▶ _SHORT EXERCISE_:
Reproduce each line exactly.

-=-=-

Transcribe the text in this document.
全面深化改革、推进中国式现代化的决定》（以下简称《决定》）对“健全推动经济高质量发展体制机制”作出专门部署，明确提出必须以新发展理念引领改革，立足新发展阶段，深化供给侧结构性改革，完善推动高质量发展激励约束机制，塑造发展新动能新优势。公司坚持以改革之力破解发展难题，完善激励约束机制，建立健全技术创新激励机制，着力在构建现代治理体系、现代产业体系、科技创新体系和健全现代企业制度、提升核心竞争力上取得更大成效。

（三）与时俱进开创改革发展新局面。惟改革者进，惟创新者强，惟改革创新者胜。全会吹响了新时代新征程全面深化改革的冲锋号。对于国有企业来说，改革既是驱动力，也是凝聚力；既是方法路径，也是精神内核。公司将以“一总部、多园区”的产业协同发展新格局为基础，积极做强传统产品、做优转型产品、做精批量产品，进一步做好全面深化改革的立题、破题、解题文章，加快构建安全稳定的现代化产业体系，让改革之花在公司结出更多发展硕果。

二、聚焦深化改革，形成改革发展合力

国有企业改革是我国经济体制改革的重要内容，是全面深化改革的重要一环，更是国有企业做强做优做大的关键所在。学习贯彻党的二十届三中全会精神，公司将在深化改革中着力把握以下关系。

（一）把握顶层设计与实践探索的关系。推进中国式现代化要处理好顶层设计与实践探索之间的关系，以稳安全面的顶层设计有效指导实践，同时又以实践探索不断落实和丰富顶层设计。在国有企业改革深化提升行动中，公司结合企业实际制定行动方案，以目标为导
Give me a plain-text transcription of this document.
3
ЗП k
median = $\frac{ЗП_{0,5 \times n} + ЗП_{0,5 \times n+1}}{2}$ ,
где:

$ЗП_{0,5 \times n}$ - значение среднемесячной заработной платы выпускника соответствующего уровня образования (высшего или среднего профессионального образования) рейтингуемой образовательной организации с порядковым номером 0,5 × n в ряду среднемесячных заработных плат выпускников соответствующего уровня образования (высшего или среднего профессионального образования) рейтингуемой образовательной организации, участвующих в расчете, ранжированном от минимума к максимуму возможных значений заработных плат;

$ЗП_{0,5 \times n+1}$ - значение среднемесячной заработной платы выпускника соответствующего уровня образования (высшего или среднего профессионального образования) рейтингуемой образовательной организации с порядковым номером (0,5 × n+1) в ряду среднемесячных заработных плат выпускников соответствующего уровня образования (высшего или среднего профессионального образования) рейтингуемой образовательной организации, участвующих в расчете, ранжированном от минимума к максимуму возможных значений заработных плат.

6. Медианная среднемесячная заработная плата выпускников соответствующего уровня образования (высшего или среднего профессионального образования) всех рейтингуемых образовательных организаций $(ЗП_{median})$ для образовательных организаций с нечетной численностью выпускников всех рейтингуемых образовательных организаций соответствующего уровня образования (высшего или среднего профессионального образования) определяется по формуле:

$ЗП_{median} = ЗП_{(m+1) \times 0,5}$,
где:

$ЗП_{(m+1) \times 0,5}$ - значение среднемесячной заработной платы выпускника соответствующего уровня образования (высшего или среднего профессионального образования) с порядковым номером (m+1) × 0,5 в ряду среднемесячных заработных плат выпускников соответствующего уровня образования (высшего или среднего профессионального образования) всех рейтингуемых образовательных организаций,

-=-=-

▶ _SOLUTION_:
Transcribe the text in this document.
全面深化改革、推进中国式现代化的决定》（以下简称《决定》）对“健全推动经济高质量发展体制机制”作出专门部署，明确提出必须以新发展理念引领改革，立足新发展阶段，深化供给侧结构性改革，完善推动高质量发展激励约束机制，塑造发展新动能新优势。公司坚持以改革之力破解发展难题，完善激励约束机制，建立健全技术创新激励机制，着力在构建现代治理体系、现代产业体系、科技创新体系和健全现代企业制度、提升核心竞争力上取得更大成效。

（三）与时俱进开创改革发展新局面。惟改革者进，惟创新者强，惟改革创新者胜。全会吹响了新时代新征程全面深化改革的冲锋号。对于国有企业来说，改革既是驱动力，也是凝聚力；既是方法路径，也是精神内核。公司将以“一总部、多园区”的产业协同发展新格局为基础，积极做强传统产品、做优转型产品、做精批量产品，进一步做好全面深化改革的立题、破题、解题文章，加快构建安全稳定的现代化产业体系，让改革之花在公司结出更多发展硕果。

二、聚焦深化改革，形成改革发展合力

国有企业改革是我国经济体制改革的重要内容，是全面深化改革的重要一环，更是国有企业做强做优做大的关键所在。学习贯彻党的二十届三中全会精神，公司将在深化改革中着力把握以下关系。

（一）把握顶层设计与实践探索的关系。推进中国式现代化要处理好顶层设计与实践探索之间的关系，以稳安全面的顶层设计有效指导实践，同时又以实践探索不断落实和丰富顶层设计。在国有企业改革深化提升行动中，公司结合企业实际制定行动方案，以目标为导
Give me a plain-text transcription of this document.
3
ЗП k
median = $\frac{ЗП_{0,5 \times n} + ЗП_{0,5 \times n+1}}{2}$ ,
где:

$ЗП_{0,5 \times n}$ - значение среднемесячной заработной платы выпускника соответствующего уровня образования (высшего или среднего профессионального образования) рейтингуемой образовательной организации с порядковым номером 0,5 × n в ряду среднемесячных заработных плат выпускников соответствующего уровня образования (высшего или среднего профессионального образования) рейтингуемой образовательной организации, участвующих в расчете, ранжированном от минимума к максимуму возможных значений заработных плат;

$ЗП_{0,5 \times n+1}$ - значение среднемесячной заработной платы выпускника соответствующего уровня образования (высшего или среднего профессионального образования) рейтингуемой образовательной организации с порядковым номером (0,5 × n+1) в ряду среднемесячных заработных плат выпускников соответствующего уровня образования (высшего или среднего профессионального образования) рейтингуемой образовательной организации, участвующих в расчете, ранжированном от минимума к максимуму возможных значений заработных плат.

6. Медианная среднемесячная заработная плата выпускников соответствующего уровня образования (высшего или среднего профессионального образования) всех рейтингуемых образовательных организаций $(ЗП_{median})$ для образовательных организаций с нечетной численностью выпускников всех рейтингуемых образовательных организаций соответствующего уровня образования (высшего или среднего профессионального образования) определяется по формуле:

$ЗП_{median} = ЗП_{(m+1) \times 0,5}$,
где:

$ЗП_{(m+1) \times 0,5}$ - значение среднемесячной заработной платы выпускника соответствующего уровня образования (высшего или среднего профессионального образования) с порядковым номером (m+1) × 0,5 в ряду среднемесячных заработных плат выпускников соответствующего уровня образования (высшего или среднего профессионального образования) всех рейтингуемых образовательных организаций,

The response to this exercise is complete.